### EXERCISE GOAL
Tally the lines holding "consentGatherFailed" and state only that figure.

Data records
══════
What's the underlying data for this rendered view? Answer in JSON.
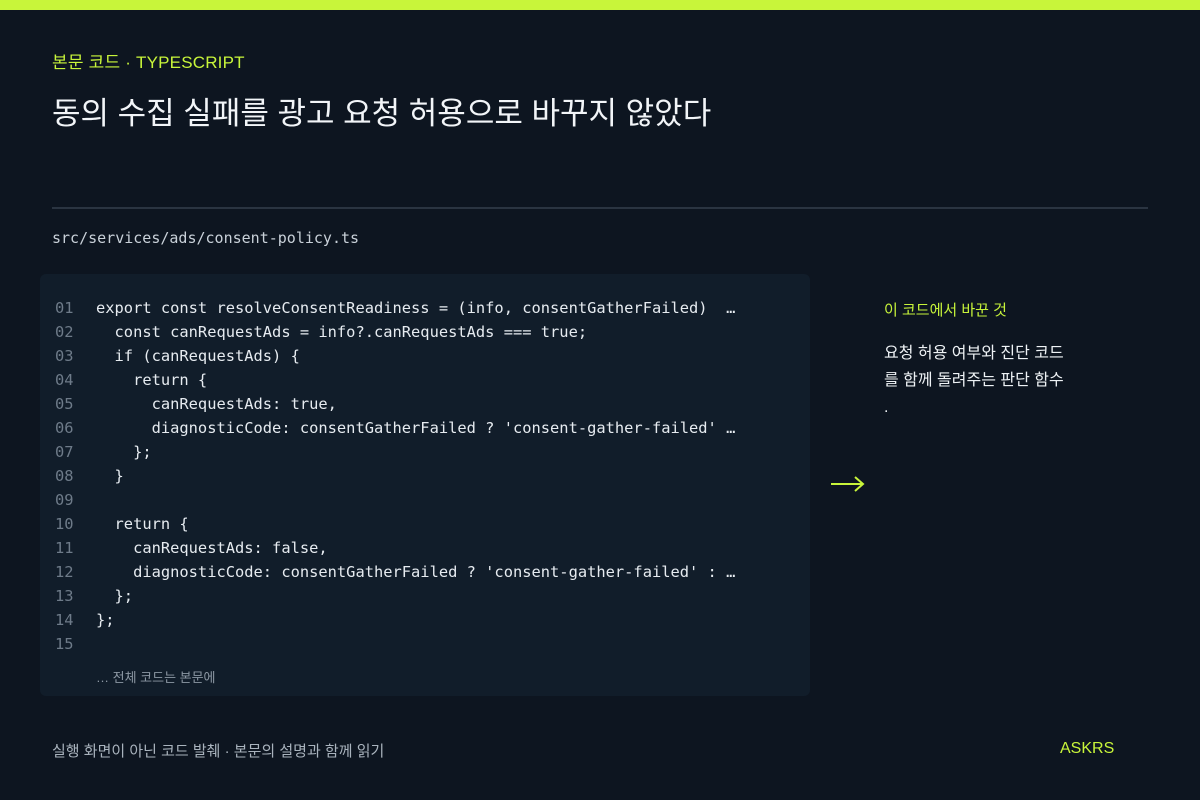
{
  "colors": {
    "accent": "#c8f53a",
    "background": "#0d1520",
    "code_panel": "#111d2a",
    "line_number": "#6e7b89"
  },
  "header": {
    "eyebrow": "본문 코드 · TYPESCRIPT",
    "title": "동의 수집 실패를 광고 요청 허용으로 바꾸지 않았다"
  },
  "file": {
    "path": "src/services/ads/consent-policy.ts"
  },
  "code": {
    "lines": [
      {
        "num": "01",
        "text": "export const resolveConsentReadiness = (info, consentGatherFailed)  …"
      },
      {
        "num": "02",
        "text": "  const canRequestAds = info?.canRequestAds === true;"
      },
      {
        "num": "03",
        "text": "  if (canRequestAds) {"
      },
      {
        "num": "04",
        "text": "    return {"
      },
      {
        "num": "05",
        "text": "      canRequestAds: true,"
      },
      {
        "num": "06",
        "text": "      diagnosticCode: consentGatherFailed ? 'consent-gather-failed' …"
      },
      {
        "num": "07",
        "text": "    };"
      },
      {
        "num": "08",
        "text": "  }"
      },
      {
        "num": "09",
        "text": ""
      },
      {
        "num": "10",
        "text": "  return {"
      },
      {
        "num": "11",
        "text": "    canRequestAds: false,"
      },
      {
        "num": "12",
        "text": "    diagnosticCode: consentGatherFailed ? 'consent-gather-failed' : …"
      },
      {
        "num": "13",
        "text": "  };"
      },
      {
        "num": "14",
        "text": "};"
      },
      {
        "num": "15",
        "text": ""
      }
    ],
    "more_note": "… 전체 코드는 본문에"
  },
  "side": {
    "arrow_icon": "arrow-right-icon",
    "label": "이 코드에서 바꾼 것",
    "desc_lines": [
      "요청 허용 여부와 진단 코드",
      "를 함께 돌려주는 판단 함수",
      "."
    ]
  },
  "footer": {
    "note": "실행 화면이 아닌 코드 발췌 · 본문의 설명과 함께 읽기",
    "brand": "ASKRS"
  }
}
══════
### FINISHED TASK
3